[Set problem]:
Count how many lines hold the word "time" and give that number as the whole answer.

*** Records supplied

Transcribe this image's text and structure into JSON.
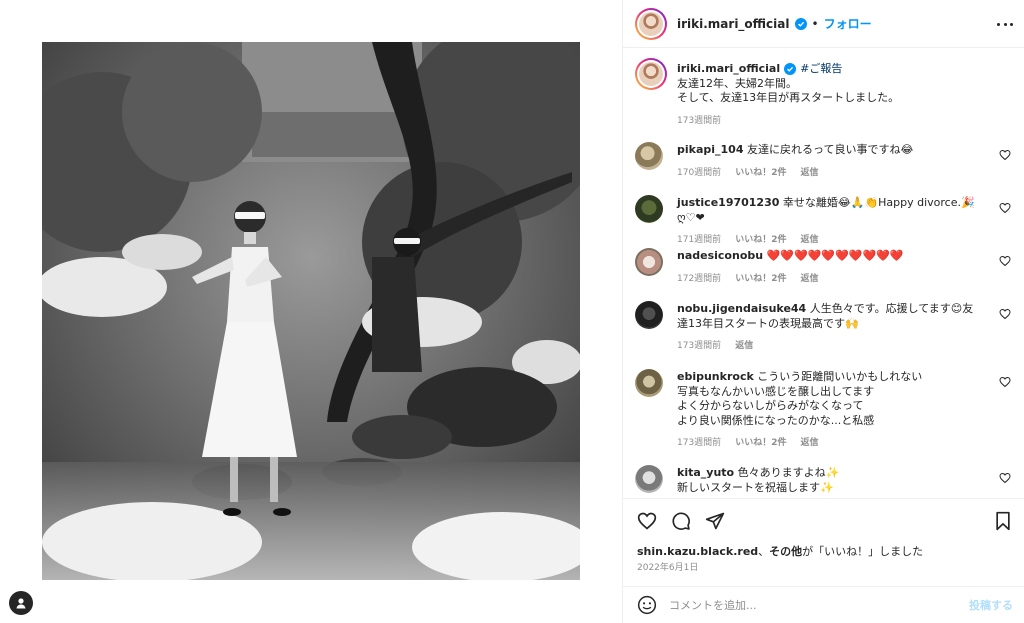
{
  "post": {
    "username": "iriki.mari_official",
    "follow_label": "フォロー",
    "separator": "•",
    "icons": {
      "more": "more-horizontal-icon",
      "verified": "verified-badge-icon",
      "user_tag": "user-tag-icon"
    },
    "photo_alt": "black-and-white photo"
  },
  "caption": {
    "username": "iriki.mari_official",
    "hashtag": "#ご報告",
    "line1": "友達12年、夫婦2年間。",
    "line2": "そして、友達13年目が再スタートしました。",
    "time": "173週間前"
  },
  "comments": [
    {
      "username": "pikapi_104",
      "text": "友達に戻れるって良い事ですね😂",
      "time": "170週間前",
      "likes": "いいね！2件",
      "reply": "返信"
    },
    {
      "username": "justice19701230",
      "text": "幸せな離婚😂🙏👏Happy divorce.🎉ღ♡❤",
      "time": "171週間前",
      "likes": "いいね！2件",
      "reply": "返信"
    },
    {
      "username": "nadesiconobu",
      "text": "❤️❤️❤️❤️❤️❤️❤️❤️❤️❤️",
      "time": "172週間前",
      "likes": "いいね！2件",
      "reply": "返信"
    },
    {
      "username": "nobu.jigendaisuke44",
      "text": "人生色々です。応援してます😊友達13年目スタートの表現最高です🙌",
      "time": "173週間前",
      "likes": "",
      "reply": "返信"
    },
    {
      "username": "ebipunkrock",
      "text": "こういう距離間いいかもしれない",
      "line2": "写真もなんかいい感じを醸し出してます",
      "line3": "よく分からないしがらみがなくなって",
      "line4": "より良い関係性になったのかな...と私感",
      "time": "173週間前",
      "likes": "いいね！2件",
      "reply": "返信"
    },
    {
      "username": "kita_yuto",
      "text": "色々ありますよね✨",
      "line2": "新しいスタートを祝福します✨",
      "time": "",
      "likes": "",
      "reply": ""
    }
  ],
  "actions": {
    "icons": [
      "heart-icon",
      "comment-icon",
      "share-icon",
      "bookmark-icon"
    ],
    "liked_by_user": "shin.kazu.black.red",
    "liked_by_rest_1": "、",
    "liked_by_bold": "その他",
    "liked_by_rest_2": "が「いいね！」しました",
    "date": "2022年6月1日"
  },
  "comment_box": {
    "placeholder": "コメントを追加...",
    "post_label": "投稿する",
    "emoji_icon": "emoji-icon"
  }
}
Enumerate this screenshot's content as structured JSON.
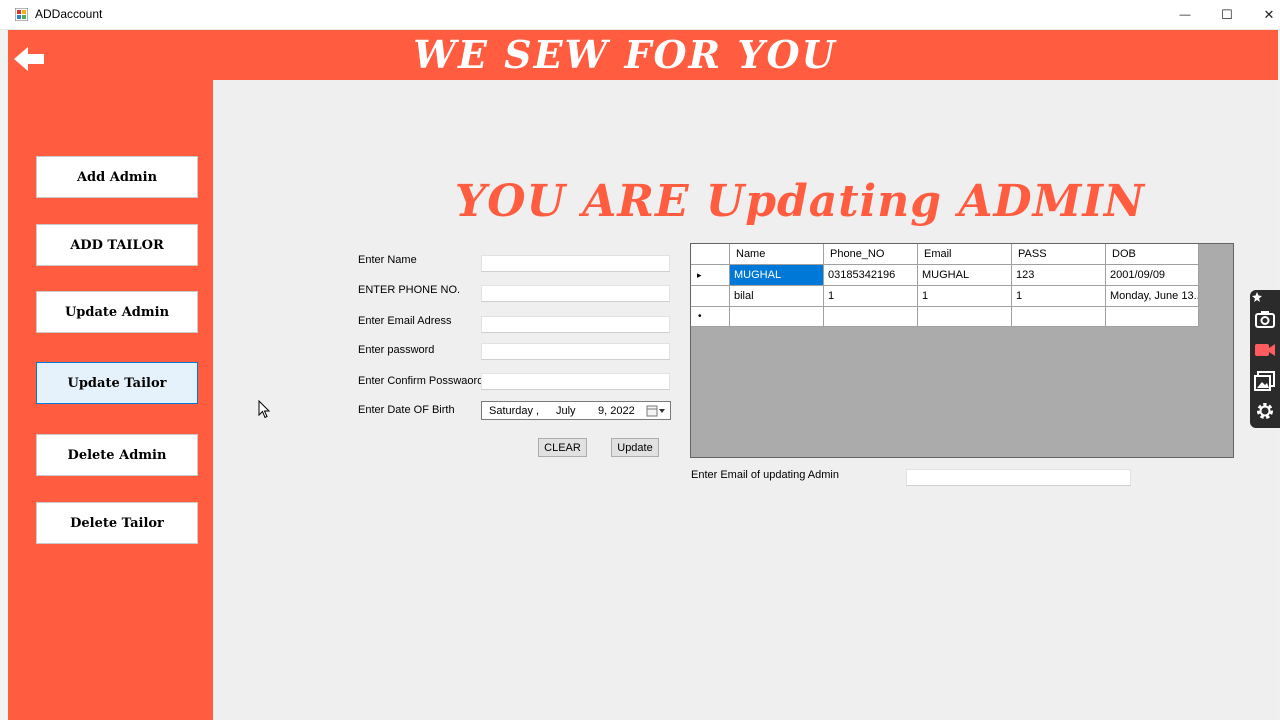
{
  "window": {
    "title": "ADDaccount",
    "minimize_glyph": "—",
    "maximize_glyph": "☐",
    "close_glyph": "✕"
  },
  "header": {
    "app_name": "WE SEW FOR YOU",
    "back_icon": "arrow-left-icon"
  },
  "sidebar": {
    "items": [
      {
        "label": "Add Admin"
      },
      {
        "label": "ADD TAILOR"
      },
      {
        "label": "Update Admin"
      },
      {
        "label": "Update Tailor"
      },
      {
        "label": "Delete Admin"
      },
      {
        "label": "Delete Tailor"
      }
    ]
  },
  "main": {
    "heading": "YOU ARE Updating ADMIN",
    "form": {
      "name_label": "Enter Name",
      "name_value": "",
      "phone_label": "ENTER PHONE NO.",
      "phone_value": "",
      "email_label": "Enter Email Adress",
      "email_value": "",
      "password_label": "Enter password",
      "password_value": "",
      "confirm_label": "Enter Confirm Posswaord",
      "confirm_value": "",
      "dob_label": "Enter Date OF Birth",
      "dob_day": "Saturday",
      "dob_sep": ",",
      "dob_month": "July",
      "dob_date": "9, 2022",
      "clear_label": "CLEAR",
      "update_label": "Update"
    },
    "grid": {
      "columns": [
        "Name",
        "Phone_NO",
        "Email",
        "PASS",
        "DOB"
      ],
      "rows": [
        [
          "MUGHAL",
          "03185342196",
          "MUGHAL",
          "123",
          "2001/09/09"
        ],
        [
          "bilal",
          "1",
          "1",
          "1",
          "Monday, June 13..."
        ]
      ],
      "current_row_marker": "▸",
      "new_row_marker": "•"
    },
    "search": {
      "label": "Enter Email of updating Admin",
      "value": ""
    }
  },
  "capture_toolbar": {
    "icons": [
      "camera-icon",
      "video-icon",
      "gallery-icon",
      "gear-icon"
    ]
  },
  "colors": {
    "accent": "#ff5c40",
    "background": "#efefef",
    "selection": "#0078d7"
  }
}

******

[Written response]:
7